Directions for this task:
Reproduce the complete listing without any deviation.

[Data excerpts]

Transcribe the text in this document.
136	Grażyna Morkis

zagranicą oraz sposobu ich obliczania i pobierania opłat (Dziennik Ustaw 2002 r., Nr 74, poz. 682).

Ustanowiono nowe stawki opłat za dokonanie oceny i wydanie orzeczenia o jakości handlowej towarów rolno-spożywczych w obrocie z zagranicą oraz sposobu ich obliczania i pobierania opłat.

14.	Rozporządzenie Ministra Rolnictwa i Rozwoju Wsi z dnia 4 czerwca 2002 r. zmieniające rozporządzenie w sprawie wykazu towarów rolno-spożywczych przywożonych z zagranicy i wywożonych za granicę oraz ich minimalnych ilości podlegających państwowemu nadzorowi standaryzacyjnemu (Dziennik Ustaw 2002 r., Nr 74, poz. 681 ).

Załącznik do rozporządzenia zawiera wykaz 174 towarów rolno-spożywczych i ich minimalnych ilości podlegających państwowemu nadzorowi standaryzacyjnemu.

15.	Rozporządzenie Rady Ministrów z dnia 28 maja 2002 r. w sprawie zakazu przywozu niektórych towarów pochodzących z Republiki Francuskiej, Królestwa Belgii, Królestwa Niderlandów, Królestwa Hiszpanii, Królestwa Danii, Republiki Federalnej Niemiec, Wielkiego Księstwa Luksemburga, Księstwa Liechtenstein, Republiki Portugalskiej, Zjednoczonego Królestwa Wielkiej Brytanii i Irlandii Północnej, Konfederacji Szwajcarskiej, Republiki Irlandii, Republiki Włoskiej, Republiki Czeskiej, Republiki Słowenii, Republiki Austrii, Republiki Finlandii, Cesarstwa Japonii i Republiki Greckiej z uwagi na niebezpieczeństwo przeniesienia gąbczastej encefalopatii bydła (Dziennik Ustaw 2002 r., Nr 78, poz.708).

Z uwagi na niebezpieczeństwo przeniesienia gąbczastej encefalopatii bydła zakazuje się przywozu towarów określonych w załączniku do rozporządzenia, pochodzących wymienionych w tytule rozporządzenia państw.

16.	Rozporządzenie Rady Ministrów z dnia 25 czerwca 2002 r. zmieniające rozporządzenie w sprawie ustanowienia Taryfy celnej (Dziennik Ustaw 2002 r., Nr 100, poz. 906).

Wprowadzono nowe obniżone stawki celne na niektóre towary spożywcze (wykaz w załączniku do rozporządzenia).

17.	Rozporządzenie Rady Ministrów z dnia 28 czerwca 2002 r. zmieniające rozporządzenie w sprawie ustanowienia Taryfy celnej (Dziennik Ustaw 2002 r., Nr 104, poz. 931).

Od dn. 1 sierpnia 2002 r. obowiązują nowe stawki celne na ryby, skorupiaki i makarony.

Answer to this problem:
Transcribe the text in this document.
136	Grażyna Morkis

zagranicą oraz sposobu ich obliczania i pobierania opłat (Dziennik Ustaw 2002 r., Nr 74, poz. 682).

Ustanowiono nowe stawki opłat za dokonanie oceny i wydanie orzeczenia o jakości handlowej towarów rolno-spożywczych w obrocie z zagranicą oraz sposobu ich obliczania i pobierania opłat.

14.	Rozporządzenie Ministra Rolnictwa i Rozwoju Wsi z dnia 4 czerwca 2002 r. zmieniające rozporządzenie w sprawie wykazu towarów rolno-spożywczych przywożonych z zagranicy i wywożonych za granicę oraz ich minimalnych ilości podlegających państwowemu nadzorowi standaryzacyjnemu (Dziennik Ustaw 2002 r., Nr 74, poz. 681 ).

Załącznik do rozporządzenia zawiera wykaz 174 towarów rolno-spożywczych i ich minimalnych ilości podlegających państwowemu nadzorowi standaryzacyjnemu.

15.	Rozporządzenie Rady Ministrów z dnia 28 maja 2002 r. w sprawie zakazu przywozu niektórych towarów pochodzących z Republiki Francuskiej, Królestwa Belgii, Królestwa Niderlandów, Królestwa Hiszpanii, Królestwa Danii, Republiki Federalnej Niemiec, Wielkiego Księstwa Luksemburga, Księstwa Liechtenstein, Republiki Portugalskiej, Zjednoczonego Królestwa Wielkiej Brytanii i Irlandii Północnej, Konfederacji Szwajcarskiej, Republiki Irlandii, Republiki Włoskiej, Republiki Czeskiej, Republiki Słowenii, Republiki Austrii, Republiki Finlandii, Cesarstwa Japonii i Republiki Greckiej z uwagi na niebezpieczeństwo przeniesienia gąbczastej encefalopatii bydła (Dziennik Ustaw 2002 r., Nr 78, poz.708).

Z uwagi na niebezpieczeństwo przeniesienia gąbczastej encefalopatii bydła zakazuje się przywozu towarów określonych w załączniku do rozporządzenia, pochodzących wymienionych w tytule rozporządzenia państw.

16.	Rozporządzenie Rady Ministrów z dnia 25 czerwca 2002 r. zmieniające rozporządzenie w sprawie ustanowienia Taryfy celnej (Dziennik Ustaw 2002 r., Nr 100, poz. 906).

Wprowadzono nowe obniżone stawki celne na niektóre towary spożywcze (wykaz w załączniku do rozporządzenia).

17.	Rozporządzenie Rady Ministrów z dnia 28 czerwca 2002 r. zmieniające rozporządzenie w sprawie ustanowienia Taryfy celnej (Dziennik Ustaw 2002 r., Nr 104, poz. 931).

Od dn. 1 sierpnia 2002 r. obowiązują nowe stawki celne na ryby, skorupiaki i makarony.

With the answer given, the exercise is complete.